§ STATED PROBLEM
Find the string "stack" in the records. Copy every line it appears in.

§ MATERIAL PROVIDED
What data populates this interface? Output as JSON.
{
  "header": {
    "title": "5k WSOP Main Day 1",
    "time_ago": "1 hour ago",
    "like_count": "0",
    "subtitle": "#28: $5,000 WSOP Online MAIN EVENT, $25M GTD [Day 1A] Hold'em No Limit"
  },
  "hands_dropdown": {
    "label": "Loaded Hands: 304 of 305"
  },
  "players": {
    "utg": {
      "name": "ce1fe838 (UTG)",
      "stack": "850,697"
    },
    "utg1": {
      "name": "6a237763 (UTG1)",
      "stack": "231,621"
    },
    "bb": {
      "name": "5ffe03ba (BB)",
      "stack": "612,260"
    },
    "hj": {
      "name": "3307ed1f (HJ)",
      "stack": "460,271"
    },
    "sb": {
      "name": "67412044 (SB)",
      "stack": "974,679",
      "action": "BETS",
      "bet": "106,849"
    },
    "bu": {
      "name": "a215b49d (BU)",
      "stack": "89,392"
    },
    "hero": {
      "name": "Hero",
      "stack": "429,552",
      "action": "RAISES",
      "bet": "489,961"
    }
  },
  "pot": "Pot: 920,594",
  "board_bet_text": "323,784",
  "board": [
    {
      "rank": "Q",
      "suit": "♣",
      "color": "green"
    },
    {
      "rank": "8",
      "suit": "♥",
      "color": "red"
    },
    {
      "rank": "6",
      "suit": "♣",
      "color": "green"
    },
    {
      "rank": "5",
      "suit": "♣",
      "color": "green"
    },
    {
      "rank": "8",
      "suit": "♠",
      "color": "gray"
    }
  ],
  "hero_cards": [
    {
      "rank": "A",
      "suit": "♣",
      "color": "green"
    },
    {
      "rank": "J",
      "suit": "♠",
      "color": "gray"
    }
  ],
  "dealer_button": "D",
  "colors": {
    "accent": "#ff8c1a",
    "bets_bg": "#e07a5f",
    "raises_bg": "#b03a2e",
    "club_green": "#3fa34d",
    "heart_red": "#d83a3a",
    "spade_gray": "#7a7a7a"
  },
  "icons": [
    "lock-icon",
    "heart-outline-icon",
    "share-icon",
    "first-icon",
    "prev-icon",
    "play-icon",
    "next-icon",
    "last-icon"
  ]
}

§ WRITTEN SOLUTION
      "stack": "850,697"
      "stack": "231,621"
      "stack": "612,260"
      "stack": "460,271"
      "stack": "974,679",
      "stack": "89,392"
      "stack": "429,552",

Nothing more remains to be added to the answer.